__Work to be completed__: Count the lines below that contain the word "float" and give only that number.

__Task inputs__:
☆ ☆ ☆
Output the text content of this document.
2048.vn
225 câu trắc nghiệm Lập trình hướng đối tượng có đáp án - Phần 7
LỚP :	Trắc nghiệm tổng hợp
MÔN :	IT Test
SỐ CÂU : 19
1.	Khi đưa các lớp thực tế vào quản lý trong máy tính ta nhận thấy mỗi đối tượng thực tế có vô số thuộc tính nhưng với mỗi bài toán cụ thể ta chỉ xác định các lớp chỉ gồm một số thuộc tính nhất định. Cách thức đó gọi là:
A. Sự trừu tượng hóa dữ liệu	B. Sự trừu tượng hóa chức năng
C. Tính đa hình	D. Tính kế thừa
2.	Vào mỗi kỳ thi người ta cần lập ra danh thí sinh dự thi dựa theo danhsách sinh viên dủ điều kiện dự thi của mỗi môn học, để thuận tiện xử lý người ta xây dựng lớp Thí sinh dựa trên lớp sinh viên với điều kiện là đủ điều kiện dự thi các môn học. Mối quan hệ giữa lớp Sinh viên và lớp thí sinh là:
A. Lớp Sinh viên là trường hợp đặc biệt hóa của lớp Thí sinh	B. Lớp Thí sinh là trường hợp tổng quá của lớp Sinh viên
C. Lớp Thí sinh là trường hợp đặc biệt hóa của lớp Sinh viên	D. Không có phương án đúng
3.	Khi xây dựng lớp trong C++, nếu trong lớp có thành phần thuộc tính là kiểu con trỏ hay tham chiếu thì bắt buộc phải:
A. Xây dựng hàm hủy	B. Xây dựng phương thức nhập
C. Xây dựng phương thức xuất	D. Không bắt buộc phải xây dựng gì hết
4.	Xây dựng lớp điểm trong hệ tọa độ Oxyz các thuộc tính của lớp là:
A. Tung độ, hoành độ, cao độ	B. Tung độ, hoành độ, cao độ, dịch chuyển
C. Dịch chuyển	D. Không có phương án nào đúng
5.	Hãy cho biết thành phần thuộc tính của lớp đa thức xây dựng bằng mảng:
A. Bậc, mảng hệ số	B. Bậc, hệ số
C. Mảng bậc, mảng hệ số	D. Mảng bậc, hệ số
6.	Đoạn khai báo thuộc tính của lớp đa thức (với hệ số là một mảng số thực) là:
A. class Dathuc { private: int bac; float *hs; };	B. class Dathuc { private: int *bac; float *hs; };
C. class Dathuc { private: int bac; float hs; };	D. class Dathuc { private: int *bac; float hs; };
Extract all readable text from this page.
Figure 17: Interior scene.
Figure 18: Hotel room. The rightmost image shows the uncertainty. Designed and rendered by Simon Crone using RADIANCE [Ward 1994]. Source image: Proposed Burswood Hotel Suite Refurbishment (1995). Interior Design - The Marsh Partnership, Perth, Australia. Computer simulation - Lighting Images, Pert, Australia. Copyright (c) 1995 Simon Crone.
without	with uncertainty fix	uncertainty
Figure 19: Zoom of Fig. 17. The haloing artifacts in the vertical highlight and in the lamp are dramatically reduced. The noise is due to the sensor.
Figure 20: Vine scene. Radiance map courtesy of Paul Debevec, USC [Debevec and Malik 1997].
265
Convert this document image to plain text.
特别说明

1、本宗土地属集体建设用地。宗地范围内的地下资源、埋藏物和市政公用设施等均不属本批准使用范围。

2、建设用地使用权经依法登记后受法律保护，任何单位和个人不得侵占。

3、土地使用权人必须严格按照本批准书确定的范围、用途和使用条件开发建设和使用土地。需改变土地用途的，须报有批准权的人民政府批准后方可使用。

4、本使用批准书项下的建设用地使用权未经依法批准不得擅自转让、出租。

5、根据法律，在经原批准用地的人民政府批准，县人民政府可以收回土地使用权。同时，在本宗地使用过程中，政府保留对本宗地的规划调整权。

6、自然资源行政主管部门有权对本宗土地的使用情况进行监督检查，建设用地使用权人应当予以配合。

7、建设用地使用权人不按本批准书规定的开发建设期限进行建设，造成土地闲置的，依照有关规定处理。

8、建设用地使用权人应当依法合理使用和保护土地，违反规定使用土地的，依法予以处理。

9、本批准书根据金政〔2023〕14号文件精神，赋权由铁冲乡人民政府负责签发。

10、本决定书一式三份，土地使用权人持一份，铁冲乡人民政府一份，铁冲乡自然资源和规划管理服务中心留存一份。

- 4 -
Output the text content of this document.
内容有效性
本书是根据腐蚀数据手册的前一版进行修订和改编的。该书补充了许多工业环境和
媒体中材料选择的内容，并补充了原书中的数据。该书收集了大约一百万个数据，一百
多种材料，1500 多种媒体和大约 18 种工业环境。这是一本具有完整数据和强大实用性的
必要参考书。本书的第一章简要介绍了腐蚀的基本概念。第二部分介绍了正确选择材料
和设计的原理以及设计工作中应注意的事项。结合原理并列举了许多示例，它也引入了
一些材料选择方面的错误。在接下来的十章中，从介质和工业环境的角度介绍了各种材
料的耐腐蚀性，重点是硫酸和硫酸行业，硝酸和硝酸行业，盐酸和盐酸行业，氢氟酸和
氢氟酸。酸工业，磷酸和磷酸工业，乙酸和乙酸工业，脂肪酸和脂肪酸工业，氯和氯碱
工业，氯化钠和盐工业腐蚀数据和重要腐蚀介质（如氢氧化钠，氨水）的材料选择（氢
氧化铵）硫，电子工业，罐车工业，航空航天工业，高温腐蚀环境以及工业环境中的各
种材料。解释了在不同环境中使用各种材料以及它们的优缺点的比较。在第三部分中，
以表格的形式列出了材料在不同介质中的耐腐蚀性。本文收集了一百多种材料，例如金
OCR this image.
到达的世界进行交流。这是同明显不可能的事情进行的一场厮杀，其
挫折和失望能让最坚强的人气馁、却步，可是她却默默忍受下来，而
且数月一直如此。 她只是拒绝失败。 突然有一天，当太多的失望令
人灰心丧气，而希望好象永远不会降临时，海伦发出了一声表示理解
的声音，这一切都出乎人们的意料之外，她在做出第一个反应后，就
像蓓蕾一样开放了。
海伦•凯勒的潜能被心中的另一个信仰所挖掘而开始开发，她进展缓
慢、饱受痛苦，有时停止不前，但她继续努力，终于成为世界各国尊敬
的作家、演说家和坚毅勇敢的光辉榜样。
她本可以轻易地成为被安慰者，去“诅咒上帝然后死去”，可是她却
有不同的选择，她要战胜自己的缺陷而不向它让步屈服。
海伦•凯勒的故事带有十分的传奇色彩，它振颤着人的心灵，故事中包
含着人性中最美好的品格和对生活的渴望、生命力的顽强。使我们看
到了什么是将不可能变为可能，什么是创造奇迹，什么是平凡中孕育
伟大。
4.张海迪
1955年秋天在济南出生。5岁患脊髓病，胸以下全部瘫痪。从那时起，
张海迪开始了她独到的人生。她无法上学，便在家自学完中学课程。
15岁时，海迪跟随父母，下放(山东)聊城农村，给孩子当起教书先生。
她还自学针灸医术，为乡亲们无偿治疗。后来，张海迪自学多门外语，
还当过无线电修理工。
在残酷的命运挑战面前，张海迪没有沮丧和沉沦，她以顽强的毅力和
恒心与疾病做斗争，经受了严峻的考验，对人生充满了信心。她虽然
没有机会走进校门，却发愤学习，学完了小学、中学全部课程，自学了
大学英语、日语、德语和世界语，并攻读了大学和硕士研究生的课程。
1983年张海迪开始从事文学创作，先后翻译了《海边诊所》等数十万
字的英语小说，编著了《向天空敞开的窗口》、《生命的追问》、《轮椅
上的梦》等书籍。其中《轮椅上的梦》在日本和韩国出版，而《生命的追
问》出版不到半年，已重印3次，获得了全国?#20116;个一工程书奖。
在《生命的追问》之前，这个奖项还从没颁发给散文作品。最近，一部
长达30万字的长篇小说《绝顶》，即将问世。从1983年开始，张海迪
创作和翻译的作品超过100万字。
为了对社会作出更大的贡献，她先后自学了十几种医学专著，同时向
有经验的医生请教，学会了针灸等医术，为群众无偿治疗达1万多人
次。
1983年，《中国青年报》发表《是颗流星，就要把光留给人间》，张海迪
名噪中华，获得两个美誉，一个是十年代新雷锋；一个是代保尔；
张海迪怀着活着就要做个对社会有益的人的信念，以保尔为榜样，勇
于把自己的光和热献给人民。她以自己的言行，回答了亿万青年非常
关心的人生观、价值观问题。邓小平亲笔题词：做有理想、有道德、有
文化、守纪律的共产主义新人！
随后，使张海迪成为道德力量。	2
☆ ☆ ☆
__Task answer__: 2